### WORK REQUIRED
Read the forum thread on fishing etiquette and decide whether each statement below agrees with it. Answer yes or no for each, quoting the deciding words. 1. The first post says anglers who swear where others can hear give all fishermen a bad reputation. 2. According to joerugz, the propane tank left at Springfield has already been removed from the ice. 3. ParmaBass tells John that Mosquito and Presque are within his 10 minute driving range.

### EXCERPT TO READ
══════════

Without getting into the right or wrong aspect of using the foul language around others I would suggest that if you do that while fishing in a place where others can hear or be affected by it, especially children , it earns a bad reputation for all of us as a group ( fisherman ). While that might not seem like its all that big of a deal ,..just try to get permission from a landowner to fish on their property or to park your vehicle somewhere , when they have had issues in the past with a bunch of fisherman that they might consider " no good foul mouthed ******** with no respect ". Informally , you may be considered an ambassador for the rights we have to fish, or hunt while you are out there even if it is on a small scale. Just something to think about.


----------



## joerugz (Feb 28, 2007)

It must have been the same guys who fished Springfield a few days ago and left a large propane tank behind, now frozen solid in the ice. ......only loosers leave their trash for others to hear or pick up!


----------



## johnboy111711 (Apr 7, 2004)

rugz, that tank may be a marker, i know some are use out there and are anchored to the bottom. slider, may get some sundays off, not this one, but the next. gonna try and plan a trip to presque or squito...


----------



## ParmaBass (Apr 11, 2004)

Hey John, you do know that both Mosquito and Presque will unfortunately be out of your 10 minute driving range. There's a pond right down the road from your house, it's right by the tree farm. It has a blow-up alligater in it!


----------

══════════

### MATERIAL PROVIDED
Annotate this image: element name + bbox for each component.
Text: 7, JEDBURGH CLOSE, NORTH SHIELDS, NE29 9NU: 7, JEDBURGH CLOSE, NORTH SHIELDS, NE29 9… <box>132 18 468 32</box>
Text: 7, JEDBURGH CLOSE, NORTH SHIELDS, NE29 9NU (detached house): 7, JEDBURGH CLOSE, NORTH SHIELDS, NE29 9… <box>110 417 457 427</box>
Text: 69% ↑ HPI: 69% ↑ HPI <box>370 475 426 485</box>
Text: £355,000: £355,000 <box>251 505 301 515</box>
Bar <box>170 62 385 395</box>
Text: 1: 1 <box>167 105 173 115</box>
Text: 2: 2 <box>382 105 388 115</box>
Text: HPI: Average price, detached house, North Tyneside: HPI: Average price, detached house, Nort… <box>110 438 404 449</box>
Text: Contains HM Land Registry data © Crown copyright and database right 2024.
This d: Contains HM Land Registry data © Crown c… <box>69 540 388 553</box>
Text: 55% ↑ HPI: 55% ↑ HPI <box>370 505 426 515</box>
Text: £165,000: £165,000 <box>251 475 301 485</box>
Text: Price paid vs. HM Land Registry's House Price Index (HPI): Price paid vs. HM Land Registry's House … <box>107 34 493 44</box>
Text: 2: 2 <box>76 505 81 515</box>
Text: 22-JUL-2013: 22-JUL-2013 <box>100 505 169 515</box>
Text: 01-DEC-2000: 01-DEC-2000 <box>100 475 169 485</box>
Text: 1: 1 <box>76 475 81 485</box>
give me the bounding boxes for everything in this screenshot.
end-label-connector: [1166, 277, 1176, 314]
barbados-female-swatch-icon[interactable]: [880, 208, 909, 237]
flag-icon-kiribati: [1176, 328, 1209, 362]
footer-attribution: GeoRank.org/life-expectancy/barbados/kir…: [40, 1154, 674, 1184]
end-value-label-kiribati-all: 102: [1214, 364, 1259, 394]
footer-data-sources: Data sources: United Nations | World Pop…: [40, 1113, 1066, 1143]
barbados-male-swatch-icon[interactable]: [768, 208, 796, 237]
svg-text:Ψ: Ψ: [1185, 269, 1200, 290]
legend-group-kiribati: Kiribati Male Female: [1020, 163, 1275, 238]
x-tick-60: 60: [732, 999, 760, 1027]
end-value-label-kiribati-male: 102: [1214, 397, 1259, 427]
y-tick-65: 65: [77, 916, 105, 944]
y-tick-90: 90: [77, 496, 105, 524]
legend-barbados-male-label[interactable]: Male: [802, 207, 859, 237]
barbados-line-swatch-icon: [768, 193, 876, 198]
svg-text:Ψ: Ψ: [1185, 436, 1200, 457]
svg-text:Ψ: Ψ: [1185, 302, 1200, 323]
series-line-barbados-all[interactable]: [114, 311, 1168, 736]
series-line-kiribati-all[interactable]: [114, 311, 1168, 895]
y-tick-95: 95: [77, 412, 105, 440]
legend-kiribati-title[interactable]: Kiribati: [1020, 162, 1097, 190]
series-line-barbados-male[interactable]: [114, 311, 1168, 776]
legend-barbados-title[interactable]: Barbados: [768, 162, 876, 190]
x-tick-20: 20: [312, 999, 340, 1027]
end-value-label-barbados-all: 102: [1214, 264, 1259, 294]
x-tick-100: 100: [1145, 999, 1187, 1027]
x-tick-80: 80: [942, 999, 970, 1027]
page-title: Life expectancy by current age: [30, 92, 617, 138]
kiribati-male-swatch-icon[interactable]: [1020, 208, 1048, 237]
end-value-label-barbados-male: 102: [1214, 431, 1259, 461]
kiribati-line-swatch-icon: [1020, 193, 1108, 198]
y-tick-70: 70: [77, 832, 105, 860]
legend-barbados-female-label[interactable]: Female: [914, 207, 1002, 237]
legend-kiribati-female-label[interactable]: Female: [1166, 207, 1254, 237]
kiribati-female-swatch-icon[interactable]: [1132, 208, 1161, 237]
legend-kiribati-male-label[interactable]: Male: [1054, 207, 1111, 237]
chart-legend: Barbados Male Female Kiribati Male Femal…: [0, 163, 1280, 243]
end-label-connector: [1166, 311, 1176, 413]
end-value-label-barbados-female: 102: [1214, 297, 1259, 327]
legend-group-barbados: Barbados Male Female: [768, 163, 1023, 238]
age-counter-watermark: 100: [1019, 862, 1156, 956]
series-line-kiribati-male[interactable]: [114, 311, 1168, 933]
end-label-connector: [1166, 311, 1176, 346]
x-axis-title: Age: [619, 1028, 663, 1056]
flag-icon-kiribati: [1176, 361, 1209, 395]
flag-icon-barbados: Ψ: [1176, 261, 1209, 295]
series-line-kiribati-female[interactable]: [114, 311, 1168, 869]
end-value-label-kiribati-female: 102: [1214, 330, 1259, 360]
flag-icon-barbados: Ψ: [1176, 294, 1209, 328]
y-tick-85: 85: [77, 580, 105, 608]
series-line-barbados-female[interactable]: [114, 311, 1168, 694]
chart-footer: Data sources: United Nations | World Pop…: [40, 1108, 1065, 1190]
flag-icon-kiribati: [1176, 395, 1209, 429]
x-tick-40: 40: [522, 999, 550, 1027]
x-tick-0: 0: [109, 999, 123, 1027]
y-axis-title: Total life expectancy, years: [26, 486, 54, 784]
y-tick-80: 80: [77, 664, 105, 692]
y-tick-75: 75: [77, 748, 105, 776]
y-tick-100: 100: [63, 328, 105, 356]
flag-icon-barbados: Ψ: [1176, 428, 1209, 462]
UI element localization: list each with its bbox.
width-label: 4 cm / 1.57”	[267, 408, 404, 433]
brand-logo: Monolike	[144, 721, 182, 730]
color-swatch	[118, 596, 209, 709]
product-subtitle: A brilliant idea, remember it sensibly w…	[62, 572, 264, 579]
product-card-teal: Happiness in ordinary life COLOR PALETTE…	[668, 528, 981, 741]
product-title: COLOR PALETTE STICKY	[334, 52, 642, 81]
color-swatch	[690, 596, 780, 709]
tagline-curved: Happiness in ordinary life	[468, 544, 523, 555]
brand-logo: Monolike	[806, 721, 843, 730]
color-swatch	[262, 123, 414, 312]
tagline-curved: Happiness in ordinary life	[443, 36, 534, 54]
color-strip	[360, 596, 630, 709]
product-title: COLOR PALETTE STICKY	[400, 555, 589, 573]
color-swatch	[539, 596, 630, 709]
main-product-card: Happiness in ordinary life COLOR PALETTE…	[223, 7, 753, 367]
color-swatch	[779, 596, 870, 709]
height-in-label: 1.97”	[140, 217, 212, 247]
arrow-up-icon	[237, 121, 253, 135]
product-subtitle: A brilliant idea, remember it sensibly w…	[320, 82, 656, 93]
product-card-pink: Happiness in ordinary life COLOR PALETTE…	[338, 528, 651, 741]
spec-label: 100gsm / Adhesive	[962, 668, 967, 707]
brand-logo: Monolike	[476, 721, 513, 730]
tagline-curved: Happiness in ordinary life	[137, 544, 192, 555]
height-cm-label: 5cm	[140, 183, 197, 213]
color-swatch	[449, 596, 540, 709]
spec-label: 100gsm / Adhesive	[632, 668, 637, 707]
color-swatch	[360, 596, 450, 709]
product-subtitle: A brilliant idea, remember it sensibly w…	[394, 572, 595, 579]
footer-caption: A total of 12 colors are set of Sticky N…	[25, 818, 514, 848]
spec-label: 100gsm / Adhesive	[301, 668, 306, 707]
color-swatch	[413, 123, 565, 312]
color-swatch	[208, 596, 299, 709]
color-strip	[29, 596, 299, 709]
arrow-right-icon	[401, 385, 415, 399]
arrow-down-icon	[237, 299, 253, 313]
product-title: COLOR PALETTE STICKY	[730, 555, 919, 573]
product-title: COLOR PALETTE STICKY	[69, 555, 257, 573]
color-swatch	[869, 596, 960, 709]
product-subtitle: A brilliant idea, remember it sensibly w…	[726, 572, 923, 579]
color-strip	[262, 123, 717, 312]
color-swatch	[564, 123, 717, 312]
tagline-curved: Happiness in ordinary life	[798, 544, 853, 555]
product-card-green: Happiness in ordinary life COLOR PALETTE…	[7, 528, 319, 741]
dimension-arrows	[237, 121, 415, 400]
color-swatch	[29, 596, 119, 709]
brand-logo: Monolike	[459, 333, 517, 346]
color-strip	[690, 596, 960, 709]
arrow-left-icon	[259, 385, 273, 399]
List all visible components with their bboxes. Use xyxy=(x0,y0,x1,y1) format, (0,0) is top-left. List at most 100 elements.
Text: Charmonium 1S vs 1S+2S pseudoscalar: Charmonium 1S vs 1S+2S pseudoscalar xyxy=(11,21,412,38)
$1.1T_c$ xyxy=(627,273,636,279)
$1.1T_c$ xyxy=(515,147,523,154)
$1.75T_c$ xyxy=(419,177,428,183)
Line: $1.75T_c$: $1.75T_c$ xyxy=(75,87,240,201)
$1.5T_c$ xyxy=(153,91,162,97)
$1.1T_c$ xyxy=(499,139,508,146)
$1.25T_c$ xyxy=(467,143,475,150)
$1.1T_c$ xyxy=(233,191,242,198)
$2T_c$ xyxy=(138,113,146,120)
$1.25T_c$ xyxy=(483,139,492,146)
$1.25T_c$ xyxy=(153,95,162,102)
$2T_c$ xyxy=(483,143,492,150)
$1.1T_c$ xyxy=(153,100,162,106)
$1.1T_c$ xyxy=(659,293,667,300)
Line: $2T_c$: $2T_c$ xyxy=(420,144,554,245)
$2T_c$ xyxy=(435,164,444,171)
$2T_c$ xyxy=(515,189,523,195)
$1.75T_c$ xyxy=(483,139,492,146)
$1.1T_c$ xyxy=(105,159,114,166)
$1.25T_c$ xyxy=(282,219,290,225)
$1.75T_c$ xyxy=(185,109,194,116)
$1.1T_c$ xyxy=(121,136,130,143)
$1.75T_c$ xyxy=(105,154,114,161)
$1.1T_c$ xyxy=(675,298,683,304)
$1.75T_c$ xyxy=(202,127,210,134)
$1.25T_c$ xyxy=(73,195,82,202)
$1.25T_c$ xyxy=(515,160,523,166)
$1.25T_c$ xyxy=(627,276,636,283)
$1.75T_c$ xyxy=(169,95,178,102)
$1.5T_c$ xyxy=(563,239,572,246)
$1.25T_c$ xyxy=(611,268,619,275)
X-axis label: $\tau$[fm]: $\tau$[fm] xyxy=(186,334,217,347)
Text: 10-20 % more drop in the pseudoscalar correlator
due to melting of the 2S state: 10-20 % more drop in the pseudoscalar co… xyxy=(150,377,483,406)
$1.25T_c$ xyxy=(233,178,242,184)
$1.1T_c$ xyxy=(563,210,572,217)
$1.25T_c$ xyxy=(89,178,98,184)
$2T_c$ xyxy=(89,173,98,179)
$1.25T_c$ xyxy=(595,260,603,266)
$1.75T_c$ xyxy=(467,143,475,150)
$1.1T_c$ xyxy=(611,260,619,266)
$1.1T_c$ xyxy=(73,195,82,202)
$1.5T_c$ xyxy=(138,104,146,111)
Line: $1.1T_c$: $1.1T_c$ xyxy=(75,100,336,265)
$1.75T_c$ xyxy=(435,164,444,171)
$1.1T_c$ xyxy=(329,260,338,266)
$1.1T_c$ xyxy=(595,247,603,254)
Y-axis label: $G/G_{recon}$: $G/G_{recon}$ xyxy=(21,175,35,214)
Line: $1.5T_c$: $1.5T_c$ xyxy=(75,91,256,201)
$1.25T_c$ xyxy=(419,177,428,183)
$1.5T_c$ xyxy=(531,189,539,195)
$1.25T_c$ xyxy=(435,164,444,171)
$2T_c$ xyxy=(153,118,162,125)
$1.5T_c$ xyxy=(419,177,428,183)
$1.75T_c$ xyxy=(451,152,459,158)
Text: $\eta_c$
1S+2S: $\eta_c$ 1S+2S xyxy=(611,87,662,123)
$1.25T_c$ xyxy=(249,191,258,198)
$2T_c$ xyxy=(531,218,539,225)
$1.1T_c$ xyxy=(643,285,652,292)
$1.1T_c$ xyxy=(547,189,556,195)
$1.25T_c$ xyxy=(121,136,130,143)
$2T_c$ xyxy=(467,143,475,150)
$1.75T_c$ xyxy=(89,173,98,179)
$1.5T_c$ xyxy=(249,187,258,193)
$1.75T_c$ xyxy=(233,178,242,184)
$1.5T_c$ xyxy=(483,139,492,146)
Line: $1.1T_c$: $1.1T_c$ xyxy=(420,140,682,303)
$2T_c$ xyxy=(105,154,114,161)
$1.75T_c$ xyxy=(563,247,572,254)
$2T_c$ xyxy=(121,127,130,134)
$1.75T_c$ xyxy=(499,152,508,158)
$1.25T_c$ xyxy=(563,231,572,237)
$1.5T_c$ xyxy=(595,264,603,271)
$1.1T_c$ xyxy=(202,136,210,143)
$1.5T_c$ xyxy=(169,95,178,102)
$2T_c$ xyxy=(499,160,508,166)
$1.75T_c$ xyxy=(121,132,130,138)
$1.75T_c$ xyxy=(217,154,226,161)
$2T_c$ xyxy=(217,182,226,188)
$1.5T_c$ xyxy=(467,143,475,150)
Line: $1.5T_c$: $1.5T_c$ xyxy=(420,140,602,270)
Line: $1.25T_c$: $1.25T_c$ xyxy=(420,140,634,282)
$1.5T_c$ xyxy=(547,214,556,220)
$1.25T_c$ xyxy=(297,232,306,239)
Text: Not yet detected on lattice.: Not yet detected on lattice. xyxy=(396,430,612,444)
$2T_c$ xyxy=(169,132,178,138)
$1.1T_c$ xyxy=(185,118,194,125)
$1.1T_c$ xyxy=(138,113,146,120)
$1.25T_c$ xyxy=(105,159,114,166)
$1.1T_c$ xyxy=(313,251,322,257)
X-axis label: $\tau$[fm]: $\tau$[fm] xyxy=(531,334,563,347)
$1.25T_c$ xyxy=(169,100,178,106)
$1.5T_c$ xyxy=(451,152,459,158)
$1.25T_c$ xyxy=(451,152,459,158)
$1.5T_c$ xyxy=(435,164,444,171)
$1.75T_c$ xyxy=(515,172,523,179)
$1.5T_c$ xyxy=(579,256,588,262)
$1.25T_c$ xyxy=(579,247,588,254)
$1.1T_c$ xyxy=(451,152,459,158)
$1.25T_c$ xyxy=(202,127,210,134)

══════════

### TASK SOLUTION
1. Yes: "it earns a bad reputation for all of us as a group ( fisherman )"
2. No: "now frozen solid in the ice"
3. No: "both Mosquito and Presque will unfortunately be out of your 10 minute driving range"